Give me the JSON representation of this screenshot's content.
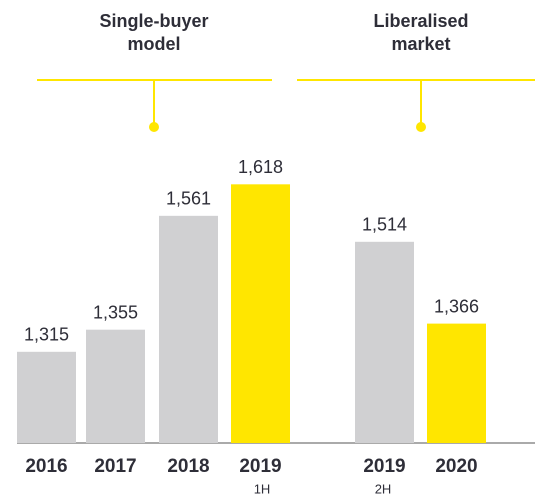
{
  "chart_data": {
    "type": "bar",
    "categories": [
      "2016",
      "2017",
      "2018",
      "2019",
      "2019",
      "2020"
    ],
    "sublabels": [
      null,
      null,
      null,
      "1H",
      "2H",
      null
    ],
    "values": [
      1315,
      1355,
      1561,
      1618,
      1514,
      1366
    ],
    "value_labels": [
      "1,315",
      "1,355",
      "1,561",
      "1,618",
      "1,514",
      "1,366"
    ],
    "colors": [
      "#d0d0d2",
      "#d0d0d2",
      "#d0d0d2",
      "#ffe600",
      "#d0d0d2",
      "#ffe600"
    ],
    "ylim": [
      1150,
      1700
    ],
    "groups": [
      [
        "Single-buyer",
        "model"
      ],
      [
        "Liberalised",
        "market"
      ]
    ]
  }
}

---+---

WORK TO DO> Working from the lines above, reproduce the material exactly and exclude its pictures.

RESULT OF THIS EXERCISE>
Give me the JSON representation of this screenshot's content.
{
  "chart_data": {
    "type": "bar",
    "categories": [
      "2016",
      "2017",
      "2018",
      "2019",
      "2019",
      "2020"
    ],
    "sublabels": [
      null,
      null,
      null,
      "1H",
      "2H",
      null
    ],
    "values": [
      1315,
      1355,
      1561,
      1618,
      1514,
      1366
    ],
    "value_labels": [
      "1,315",
      "1,355",
      "1,561",
      "1,618",
      "1,514",
      "1,366"
    ],
    "colors": [
      "#d0d0d2",
      "#d0d0d2",
      "#d0d0d2",
      "#ffe600",
      "#d0d0d2",
      "#ffe600"
    ],
    "ylim": [
      1150,
      1700
    ],
    "groups": [
      [
        "Single-buyer",
        "model"
      ],
      [
        "Liberalised",
        "market"
      ]
    ]
  }
}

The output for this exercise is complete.